_EXERCISE DETAILS_.
From the listing below, pick out each line with the word "oxydfreier".

_THE DATA_.
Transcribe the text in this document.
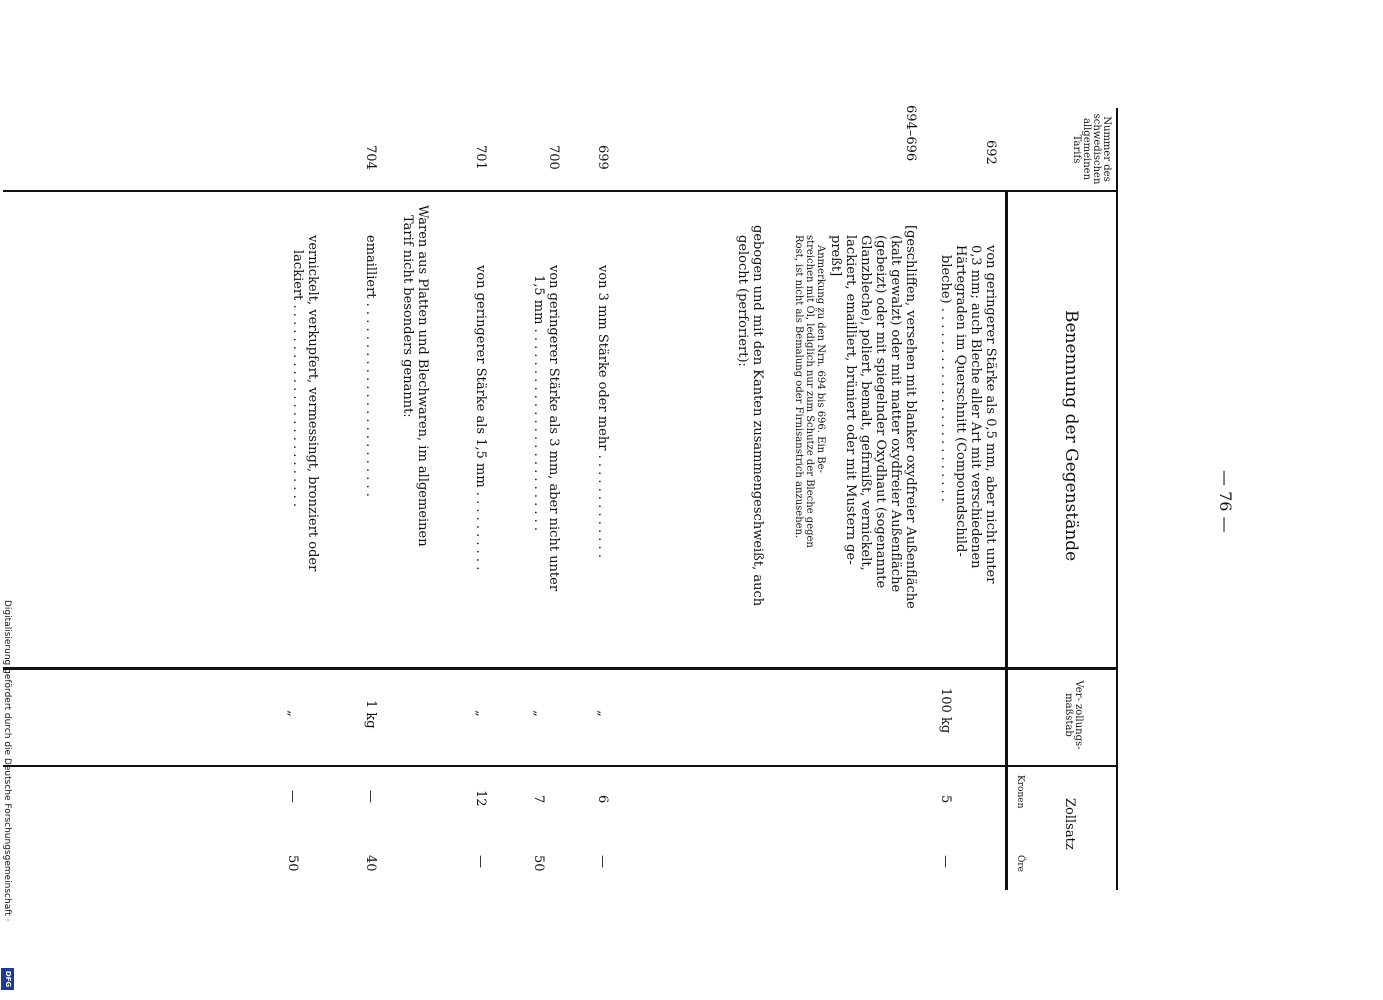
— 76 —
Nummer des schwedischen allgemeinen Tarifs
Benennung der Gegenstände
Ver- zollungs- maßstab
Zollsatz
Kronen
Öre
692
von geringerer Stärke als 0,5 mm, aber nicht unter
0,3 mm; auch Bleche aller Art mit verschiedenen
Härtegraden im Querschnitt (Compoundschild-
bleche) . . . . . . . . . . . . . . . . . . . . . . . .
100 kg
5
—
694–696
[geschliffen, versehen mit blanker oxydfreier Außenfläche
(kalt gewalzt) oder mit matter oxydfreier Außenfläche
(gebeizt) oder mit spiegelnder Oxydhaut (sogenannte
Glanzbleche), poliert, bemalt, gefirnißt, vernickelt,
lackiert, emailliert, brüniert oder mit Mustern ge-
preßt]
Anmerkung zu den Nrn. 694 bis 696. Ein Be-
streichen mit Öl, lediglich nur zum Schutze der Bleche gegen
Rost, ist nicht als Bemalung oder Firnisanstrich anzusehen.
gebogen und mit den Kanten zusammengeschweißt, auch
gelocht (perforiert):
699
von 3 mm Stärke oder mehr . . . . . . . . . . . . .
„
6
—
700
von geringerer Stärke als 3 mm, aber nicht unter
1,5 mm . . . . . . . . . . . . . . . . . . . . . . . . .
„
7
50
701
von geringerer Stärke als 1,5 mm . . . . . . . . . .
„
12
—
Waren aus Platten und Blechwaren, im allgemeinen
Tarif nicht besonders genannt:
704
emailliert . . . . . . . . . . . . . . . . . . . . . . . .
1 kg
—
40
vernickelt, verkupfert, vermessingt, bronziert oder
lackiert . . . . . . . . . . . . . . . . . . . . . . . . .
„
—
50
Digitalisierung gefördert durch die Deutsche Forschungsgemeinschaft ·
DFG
...
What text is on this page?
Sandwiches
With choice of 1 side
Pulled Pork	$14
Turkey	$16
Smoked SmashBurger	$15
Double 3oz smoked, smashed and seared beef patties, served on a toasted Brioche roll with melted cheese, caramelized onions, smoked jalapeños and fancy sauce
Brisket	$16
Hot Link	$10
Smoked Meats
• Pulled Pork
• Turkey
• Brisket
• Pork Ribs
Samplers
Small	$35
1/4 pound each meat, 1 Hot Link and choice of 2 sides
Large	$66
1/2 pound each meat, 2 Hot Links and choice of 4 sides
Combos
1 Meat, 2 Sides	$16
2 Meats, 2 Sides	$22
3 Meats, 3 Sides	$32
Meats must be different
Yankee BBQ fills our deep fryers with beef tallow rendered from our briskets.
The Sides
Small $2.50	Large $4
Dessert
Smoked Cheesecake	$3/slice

_WRITTEN RESPONSE_.
[geschliffen, versehen mit blanker oxydfreier Außenfläche
(kalt gewalzt) oder mit matter oxydfreier Außenfläche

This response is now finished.